### The problem
Locate every line below that contains the word "расположенных" and copy it.

### Records for processing
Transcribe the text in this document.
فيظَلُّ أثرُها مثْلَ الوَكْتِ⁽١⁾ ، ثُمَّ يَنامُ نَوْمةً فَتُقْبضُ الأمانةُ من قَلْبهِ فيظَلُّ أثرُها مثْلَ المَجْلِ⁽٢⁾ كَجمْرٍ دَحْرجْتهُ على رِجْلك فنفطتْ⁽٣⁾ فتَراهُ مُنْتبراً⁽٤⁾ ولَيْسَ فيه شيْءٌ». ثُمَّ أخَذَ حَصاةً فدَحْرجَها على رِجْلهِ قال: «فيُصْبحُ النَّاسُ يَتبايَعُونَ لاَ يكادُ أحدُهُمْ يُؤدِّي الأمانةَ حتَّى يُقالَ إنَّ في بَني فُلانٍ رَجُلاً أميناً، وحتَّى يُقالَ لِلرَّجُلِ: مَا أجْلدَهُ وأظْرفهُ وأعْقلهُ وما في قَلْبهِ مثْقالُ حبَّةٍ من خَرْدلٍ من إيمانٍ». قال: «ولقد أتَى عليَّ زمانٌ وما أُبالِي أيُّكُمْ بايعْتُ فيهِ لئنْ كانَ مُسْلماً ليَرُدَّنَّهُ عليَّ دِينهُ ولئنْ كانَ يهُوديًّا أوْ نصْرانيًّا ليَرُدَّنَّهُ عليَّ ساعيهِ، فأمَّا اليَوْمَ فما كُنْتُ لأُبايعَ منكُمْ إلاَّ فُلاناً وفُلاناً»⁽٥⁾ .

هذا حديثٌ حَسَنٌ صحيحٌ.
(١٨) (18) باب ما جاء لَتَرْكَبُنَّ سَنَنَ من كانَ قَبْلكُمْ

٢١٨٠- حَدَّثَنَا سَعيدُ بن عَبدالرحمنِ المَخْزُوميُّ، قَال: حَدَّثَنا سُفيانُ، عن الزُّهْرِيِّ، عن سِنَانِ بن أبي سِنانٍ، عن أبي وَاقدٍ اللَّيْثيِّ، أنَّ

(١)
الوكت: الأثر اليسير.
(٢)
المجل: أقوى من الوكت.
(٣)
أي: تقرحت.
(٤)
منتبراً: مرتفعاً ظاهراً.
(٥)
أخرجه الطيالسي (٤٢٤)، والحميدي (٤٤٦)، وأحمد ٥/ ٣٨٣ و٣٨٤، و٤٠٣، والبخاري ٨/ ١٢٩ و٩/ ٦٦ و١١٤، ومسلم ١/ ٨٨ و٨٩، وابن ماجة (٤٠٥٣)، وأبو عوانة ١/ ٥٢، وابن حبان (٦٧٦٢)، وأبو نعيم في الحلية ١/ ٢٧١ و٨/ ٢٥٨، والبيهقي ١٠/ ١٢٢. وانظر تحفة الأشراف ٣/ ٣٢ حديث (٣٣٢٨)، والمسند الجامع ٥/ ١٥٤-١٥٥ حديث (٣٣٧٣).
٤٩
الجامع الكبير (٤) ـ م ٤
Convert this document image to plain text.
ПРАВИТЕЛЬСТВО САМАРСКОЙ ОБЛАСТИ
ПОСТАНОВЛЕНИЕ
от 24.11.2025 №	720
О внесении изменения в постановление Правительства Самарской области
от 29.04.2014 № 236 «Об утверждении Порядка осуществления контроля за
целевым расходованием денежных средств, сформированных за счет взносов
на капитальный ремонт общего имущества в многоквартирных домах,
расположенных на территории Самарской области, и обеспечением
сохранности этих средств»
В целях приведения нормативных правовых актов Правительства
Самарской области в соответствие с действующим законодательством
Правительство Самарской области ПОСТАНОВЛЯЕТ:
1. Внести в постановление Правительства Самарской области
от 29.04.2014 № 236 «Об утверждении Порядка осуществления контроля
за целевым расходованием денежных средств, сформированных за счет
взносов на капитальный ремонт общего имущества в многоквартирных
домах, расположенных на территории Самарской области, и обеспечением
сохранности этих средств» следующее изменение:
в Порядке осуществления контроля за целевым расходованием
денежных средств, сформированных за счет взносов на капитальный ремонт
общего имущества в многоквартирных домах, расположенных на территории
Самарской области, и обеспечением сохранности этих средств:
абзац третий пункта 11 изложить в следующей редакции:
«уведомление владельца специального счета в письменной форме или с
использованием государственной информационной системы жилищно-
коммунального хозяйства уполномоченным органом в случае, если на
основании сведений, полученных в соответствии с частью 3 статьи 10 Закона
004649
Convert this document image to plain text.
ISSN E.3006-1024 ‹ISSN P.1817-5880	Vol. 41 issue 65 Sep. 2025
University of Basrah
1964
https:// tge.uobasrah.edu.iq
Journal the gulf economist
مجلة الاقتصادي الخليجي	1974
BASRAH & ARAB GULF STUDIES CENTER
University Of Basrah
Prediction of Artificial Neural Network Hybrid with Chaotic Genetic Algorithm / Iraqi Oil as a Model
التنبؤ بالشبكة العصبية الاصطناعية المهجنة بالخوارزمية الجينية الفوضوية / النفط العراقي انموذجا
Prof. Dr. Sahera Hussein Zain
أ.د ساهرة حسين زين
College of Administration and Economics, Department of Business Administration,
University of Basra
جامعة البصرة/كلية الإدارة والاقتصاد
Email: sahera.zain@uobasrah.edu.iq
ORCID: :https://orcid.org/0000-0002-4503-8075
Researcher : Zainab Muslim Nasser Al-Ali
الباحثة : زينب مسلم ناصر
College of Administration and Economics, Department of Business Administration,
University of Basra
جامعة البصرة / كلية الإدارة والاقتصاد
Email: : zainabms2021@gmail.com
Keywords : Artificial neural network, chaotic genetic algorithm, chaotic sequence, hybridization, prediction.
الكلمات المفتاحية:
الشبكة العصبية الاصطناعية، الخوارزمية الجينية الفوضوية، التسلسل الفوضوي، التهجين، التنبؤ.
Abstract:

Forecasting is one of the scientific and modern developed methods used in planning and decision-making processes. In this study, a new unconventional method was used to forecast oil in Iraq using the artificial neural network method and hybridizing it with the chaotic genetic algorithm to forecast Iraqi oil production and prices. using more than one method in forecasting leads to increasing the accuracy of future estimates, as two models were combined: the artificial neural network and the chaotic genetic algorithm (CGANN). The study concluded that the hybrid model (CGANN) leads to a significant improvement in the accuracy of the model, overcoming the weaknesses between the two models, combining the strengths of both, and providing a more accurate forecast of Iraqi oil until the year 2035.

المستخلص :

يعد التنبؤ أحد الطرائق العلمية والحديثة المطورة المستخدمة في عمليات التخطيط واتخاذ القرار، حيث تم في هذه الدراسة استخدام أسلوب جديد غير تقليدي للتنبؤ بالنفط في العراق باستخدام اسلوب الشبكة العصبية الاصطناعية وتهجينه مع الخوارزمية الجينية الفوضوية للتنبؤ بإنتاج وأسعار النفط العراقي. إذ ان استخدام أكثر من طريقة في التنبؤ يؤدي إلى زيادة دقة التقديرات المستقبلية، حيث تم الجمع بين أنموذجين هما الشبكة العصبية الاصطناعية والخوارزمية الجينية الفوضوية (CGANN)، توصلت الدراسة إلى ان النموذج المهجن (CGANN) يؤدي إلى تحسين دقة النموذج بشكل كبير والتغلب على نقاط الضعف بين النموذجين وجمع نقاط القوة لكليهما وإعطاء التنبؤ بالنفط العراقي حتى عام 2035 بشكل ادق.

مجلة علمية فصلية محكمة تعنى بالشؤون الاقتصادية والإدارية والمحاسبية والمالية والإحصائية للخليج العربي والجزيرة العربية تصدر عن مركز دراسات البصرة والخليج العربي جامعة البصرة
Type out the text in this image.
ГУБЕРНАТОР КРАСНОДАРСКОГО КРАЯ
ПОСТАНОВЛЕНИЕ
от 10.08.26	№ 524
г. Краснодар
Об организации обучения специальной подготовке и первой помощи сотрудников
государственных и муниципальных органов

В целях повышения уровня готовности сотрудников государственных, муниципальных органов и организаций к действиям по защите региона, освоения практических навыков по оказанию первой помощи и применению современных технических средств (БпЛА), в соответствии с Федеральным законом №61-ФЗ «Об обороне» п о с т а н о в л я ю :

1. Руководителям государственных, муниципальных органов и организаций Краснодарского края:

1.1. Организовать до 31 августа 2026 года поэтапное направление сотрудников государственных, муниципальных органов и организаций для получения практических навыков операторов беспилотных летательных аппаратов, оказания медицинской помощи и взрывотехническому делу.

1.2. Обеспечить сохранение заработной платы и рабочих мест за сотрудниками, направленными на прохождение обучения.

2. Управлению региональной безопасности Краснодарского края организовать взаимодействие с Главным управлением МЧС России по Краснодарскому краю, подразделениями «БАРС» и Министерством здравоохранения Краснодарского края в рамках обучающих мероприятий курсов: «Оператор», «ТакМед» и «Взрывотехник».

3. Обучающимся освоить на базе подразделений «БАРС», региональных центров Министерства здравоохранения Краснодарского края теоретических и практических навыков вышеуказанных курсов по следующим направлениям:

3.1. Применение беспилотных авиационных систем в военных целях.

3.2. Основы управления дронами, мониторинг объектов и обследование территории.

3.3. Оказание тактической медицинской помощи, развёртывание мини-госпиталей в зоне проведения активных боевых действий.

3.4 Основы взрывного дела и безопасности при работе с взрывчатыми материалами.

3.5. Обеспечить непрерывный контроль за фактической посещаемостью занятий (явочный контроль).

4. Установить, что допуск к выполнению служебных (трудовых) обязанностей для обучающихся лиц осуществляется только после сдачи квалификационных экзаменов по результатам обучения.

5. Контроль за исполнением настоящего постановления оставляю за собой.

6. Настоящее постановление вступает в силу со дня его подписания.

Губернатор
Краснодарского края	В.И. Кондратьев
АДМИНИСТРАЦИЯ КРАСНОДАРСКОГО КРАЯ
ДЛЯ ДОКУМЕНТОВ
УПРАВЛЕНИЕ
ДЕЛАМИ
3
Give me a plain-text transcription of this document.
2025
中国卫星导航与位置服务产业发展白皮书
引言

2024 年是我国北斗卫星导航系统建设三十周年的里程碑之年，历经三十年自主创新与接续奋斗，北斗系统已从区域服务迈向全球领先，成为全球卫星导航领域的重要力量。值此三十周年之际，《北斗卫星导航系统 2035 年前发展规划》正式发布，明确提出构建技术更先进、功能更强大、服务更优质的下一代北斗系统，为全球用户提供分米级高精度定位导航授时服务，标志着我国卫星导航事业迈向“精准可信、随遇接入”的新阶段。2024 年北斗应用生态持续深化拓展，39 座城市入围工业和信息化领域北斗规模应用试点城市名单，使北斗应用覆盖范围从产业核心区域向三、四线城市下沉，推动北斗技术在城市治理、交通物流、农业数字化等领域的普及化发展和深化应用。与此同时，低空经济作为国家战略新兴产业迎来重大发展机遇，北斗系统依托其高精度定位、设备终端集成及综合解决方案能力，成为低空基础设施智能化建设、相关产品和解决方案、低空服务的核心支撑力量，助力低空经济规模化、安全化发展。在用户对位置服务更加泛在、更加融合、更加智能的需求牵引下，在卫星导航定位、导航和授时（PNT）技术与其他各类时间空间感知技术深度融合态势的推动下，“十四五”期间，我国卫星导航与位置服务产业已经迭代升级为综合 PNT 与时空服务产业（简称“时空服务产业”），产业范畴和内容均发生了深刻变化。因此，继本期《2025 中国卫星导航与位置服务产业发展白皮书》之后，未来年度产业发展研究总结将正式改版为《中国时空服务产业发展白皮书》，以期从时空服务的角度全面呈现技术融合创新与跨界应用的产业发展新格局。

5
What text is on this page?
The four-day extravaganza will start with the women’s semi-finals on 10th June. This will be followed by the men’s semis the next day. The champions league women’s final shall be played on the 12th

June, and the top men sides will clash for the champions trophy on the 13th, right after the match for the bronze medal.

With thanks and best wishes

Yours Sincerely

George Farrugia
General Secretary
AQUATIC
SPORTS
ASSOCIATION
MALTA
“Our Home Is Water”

### Problem solution
расположенных на территории Самарской области, и обеспечением
домах, расположенных на территории Самарской области, и обеспечением
общего имущества в многоквартирных домах, расположенных на территории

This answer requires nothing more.